### Given task
Transcribe the data verbatim, starting at the line that contains "I need the location" and ending at the line that contains "feature-badge-list: 运行 平稳", with both of those lines included.

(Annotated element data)
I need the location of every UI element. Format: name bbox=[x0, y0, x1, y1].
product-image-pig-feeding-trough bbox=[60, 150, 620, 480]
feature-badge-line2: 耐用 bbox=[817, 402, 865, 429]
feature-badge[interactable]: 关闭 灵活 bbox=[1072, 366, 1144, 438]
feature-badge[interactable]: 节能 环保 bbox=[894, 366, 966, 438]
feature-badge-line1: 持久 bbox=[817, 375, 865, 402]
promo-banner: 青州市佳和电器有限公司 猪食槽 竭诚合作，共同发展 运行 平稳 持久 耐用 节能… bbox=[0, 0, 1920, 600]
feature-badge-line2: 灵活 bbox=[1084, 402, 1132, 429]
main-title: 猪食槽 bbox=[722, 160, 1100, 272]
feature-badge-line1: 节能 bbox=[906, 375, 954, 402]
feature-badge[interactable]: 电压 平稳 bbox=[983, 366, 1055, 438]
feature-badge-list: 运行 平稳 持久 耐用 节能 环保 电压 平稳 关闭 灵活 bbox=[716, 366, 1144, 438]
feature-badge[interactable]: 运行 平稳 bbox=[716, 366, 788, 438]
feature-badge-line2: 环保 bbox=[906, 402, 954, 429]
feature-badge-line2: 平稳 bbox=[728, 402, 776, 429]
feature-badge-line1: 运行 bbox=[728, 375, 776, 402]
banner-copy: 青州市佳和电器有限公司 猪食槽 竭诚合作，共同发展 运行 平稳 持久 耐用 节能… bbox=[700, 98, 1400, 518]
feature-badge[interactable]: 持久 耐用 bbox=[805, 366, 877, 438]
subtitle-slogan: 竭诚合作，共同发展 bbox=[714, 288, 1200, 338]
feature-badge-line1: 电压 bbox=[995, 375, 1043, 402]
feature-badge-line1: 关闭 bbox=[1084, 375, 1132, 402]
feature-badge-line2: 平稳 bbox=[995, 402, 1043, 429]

---

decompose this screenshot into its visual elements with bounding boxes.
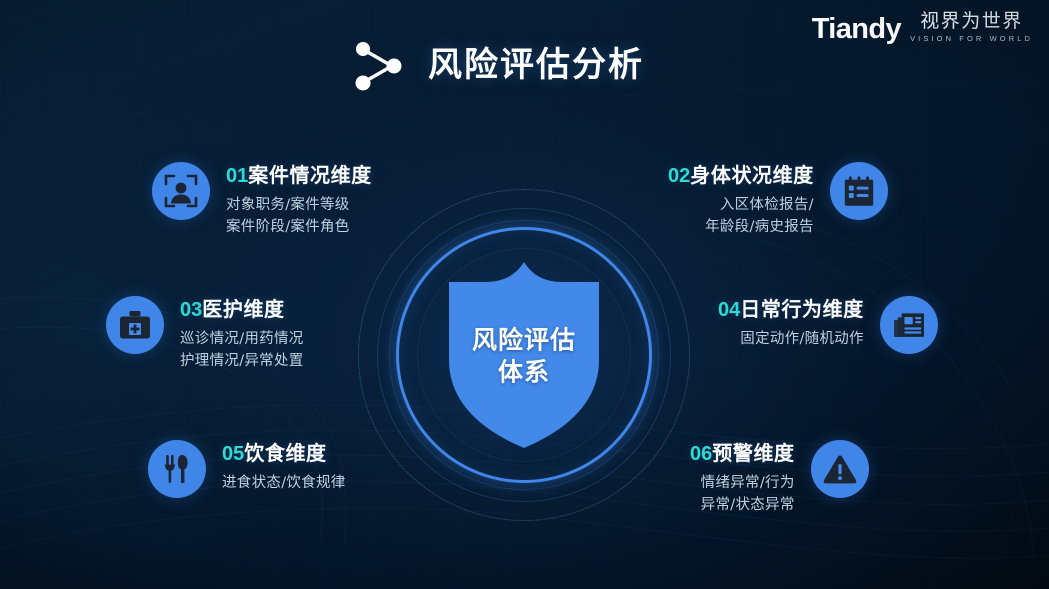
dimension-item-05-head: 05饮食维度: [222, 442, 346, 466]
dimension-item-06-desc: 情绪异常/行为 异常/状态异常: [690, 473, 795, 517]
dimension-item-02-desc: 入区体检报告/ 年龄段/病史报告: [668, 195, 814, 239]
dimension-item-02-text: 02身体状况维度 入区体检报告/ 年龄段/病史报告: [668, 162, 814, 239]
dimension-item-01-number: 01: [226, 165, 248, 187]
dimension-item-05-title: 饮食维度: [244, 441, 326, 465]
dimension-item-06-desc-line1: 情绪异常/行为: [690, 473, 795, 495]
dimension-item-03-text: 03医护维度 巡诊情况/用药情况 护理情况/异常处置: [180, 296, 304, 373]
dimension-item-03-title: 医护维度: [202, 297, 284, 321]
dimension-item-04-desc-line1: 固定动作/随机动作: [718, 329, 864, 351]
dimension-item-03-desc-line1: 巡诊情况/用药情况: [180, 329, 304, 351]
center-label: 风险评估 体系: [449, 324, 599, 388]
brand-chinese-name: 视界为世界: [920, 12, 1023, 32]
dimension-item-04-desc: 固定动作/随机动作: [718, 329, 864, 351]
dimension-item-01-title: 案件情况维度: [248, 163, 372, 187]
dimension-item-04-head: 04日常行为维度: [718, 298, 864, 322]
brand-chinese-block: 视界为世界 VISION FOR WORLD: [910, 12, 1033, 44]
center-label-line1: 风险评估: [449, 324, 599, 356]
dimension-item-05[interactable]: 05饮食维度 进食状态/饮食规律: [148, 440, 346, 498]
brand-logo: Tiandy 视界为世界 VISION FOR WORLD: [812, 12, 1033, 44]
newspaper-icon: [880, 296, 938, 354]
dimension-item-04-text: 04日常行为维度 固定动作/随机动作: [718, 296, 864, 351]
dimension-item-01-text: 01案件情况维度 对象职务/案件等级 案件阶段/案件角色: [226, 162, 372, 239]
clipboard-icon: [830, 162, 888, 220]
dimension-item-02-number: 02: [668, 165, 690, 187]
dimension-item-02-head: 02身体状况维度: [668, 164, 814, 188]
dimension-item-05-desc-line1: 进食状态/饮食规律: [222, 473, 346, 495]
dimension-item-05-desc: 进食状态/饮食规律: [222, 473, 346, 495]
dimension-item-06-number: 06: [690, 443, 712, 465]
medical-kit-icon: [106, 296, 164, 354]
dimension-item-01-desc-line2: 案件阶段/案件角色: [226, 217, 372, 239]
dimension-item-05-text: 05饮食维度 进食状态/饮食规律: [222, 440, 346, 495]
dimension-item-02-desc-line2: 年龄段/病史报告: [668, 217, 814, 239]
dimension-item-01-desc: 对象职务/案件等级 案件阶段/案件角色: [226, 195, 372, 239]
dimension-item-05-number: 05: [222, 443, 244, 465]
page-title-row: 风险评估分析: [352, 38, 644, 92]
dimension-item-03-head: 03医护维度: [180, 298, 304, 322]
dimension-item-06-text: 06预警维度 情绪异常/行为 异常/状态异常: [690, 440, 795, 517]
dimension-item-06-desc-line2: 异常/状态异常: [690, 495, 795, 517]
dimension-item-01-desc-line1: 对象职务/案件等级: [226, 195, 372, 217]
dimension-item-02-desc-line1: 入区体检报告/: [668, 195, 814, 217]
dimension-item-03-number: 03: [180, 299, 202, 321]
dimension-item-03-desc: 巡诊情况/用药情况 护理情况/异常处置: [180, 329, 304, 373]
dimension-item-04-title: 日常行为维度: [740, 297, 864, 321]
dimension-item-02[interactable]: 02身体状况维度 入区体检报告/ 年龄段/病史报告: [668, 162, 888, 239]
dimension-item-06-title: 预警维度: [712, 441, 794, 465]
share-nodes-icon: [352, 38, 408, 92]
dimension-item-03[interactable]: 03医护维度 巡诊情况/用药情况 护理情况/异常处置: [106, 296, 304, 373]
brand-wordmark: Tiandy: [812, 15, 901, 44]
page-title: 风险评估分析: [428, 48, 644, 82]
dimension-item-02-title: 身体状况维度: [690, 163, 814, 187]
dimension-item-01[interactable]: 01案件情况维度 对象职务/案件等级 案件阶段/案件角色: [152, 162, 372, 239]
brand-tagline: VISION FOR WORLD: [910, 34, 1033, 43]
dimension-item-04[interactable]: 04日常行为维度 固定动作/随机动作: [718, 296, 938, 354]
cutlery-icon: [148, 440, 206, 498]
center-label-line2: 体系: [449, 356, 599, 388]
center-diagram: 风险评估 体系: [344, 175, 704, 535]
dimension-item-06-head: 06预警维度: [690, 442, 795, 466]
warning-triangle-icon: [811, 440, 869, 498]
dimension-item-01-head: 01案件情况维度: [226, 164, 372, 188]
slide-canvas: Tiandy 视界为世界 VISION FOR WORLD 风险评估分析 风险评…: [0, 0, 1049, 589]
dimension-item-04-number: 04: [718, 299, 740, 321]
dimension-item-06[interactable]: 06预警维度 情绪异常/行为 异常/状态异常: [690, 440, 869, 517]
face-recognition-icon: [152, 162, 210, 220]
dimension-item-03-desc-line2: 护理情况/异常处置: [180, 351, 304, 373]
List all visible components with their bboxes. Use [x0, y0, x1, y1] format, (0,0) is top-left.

...

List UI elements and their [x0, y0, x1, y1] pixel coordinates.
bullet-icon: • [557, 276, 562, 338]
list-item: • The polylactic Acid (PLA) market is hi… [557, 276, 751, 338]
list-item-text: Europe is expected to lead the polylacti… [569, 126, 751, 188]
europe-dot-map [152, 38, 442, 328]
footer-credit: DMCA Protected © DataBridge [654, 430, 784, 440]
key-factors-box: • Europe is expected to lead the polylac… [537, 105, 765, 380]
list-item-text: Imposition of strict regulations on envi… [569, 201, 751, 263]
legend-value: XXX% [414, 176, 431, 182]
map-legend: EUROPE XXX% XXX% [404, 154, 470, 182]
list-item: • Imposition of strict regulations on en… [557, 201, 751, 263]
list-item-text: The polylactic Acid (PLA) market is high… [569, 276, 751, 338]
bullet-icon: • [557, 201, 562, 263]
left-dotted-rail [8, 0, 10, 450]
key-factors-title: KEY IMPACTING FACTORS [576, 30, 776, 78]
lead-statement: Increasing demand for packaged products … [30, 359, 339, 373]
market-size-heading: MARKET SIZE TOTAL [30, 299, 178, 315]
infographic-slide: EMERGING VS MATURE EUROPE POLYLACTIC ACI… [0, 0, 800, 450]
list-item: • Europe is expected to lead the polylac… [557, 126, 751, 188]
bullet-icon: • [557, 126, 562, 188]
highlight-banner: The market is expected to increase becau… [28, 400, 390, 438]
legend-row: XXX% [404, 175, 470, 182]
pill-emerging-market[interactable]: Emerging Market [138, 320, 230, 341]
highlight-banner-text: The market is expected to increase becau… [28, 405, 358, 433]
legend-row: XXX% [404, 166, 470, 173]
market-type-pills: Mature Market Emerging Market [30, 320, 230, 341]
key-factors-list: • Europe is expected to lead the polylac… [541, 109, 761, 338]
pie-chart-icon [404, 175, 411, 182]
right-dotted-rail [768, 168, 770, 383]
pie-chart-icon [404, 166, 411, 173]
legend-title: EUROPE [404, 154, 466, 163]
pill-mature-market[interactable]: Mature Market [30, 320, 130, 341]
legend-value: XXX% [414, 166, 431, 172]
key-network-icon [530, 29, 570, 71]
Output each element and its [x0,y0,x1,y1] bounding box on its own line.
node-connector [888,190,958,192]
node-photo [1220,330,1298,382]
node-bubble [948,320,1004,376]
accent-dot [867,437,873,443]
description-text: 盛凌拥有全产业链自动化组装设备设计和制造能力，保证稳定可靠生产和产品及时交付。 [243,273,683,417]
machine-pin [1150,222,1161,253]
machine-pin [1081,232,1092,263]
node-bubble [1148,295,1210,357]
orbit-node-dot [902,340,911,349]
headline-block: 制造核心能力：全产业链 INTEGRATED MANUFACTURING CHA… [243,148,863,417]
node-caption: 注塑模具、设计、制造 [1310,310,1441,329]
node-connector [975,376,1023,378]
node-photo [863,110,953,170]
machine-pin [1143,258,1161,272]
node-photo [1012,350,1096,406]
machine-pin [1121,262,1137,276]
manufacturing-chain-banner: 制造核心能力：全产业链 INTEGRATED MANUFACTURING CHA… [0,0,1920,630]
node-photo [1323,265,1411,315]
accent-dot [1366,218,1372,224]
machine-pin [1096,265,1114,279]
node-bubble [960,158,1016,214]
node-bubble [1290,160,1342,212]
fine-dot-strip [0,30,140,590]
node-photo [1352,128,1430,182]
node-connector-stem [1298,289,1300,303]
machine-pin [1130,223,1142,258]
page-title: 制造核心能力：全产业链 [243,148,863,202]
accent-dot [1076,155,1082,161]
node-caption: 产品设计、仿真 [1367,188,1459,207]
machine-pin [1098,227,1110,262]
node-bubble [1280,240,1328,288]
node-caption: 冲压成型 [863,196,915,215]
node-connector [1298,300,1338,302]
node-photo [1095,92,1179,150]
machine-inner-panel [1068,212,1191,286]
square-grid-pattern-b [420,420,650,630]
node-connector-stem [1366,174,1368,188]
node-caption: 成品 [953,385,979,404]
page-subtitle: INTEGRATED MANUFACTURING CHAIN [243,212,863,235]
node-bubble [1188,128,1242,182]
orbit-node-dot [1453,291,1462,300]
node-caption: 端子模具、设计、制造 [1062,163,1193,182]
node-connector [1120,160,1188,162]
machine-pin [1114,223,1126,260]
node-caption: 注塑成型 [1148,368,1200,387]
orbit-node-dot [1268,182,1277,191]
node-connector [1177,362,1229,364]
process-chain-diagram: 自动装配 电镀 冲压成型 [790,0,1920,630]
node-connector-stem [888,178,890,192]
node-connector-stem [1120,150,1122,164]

### Output
I need the location of every UI element. Format: name bbox=[x0, y0, x1, y1].
product-image-pig-feeding-trough bbox=[60, 150, 620, 480]
feature-badge-line2: 耐用 bbox=[817, 402, 865, 429]
feature-badge[interactable]: 关闭 灵活 bbox=[1072, 366, 1144, 438]
feature-badge[interactable]: 节能 环保 bbox=[894, 366, 966, 438]
feature-badge-line1: 持久 bbox=[817, 375, 865, 402]
promo-banner: 青州市佳和电器有限公司 猪食槽 竭诚合作，共同发展 运行 平稳 持久 耐用 节能… bbox=[0, 0, 1920, 600]
feature-badge-line2: 灵活 bbox=[1084, 402, 1132, 429]
main-title: 猪食槽 bbox=[722, 160, 1100, 272]
feature-badge-line1: 节能 bbox=[906, 375, 954, 402]
feature-badge[interactable]: 电压 平稳 bbox=[983, 366, 1055, 438]
feature-badge-list: 运行 平稳 持久 耐用 节能 环保 电压 平稳 关闭 灵活 bbox=[716, 366, 1144, 438]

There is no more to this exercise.